-- Start --
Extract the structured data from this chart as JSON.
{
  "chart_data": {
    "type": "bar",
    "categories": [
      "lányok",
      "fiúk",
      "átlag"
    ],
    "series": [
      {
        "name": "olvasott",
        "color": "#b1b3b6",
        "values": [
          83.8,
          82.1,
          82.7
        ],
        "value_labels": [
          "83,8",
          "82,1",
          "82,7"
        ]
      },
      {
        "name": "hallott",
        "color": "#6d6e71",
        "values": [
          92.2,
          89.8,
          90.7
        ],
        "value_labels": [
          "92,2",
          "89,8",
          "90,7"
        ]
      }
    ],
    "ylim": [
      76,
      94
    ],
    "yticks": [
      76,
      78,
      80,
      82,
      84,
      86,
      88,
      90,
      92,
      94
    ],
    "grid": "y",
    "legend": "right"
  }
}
-- End --
Word for word, write out the data.

Extract the structured data from this chart as JSON.
{
  "chart_data": {
    "type": "bar",
    "categories": [
      "lányok",
      "fiúk",
      "átlag"
    ],
    "series": [
      {
        "name": "olvasott",
        "color": "#b1b3b6",
        "values": [
          83.8,
          82.1,
          82.7
        ],
        "value_labels": [
          "83,8",
          "82,1",
          "82,7"
        ]
      },
      {
        "name": "hallott",
        "color": "#6d6e71",
        "values": [
          92.2,
          89.8,
          90.7
        ],
        "value_labels": [
          "92,2",
          "89,8",
          "90,7"
        ]
      }
    ],
    "ylim": [
      76,
      94
    ],
    "yticks": [
      76,
      78,
      80,
      82,
      84,
      86,
      88,
      90,
      92,
      94
    ],
    "grid": "y",
    "legend": "right"
  }
}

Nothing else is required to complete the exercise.